Texte étudié:
Ce passage souligne surtout ce qu'ont fort justement remarqué Tachan et Yuyine avant moi : au risque de déconcerter les attendus de lectrices comme Lucie Ash, Premee Mohamed a choisi de centrer sa novella, non sur une vengeresse aussi jusqu'au-boutiste que Le Solitaire de Michael Mann, mais sur celles qui vont rester sur la scène une fois passé le vent impitoyable de la vengeance, et devoir se rebâtir un semblant de vie dans les décombres.
Si l'on ajoute à cela l'ambiance vénitienne (soulignée par Tachan), on n'est pas si loin que ça du projet d'Audrey Pleynet dans Sintonia, dont les quatre héroïnes ne se vengeaient pas vraiment du meurtre de leur famille, à part l'une d'entre elles, et encore ; la différence, c'est que l'autrice française les plaçait dans des positions d'où elles pouvaient nous offrir une vue d'ensemble sur leur monde, là où Premee Mohamed choisit une narratrice ayant par définition une vue fragmentaire de son univers.

Données fournies:
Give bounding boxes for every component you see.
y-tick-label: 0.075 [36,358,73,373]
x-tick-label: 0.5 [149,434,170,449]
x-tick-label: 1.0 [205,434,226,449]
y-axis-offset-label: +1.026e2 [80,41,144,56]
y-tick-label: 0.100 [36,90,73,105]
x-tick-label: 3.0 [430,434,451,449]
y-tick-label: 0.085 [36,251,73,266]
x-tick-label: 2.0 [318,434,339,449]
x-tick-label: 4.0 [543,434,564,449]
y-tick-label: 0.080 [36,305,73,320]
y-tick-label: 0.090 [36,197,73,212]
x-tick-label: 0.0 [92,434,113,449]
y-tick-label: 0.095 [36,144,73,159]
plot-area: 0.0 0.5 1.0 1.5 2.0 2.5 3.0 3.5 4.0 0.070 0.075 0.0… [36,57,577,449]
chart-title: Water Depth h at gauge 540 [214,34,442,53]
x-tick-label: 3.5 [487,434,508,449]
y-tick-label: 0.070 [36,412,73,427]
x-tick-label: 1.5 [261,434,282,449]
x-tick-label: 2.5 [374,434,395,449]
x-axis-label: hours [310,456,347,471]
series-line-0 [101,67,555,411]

Consigne: Pouvez-vous prolonger le texte sur la novella de Premee Mohamed en enchaînant directement après sa dernière phrase ?

Réponse à la consigne:
Etant donné que, comme le note Nicolas Winter, Premee Mohamed a une "étonnante capacité à tisser des univers en peu de pages pour définir une ambiance", ce choix narratif est une force plus qu'une faiblesse, Joyau occupant peu ou prou, dans sa société, une place comparable à la nôtre dans le (triste) monde capitaliste – cet état larvaire que Tiqqun nommait le Bloom, et Beurk, le larbinat (voir Le Salariat pue).
Alors certes, il n'y a pas (pour l'instant) chez nous de "purge gouvernementale" (page 15) digne de l'American Nightmare de James DeMonaco, mais motivée par une raison différente (l'existence de "quota" visant les classes inactives) ; mais le statut des sans-emploi n'est sûrement pas meilleur dans notre monde, tout aussi contraignant que celui ici décrit par Premee Mohamed – je cite un passage (page 51) où, en retrouvant momentanément une certaine liberté, Joyau perçoit aussi toute l'étendue de son aliénation :
"En fait, j'ai un instant l'impression d'avoir dix ans. Non, neuf ans. La dernière année d'aventures, parce qu'à partir de la dizaine on devient éligible à la purge (le bracelet vire au sombre ce matin-là, on devient une cible, c'est légal, très officiel).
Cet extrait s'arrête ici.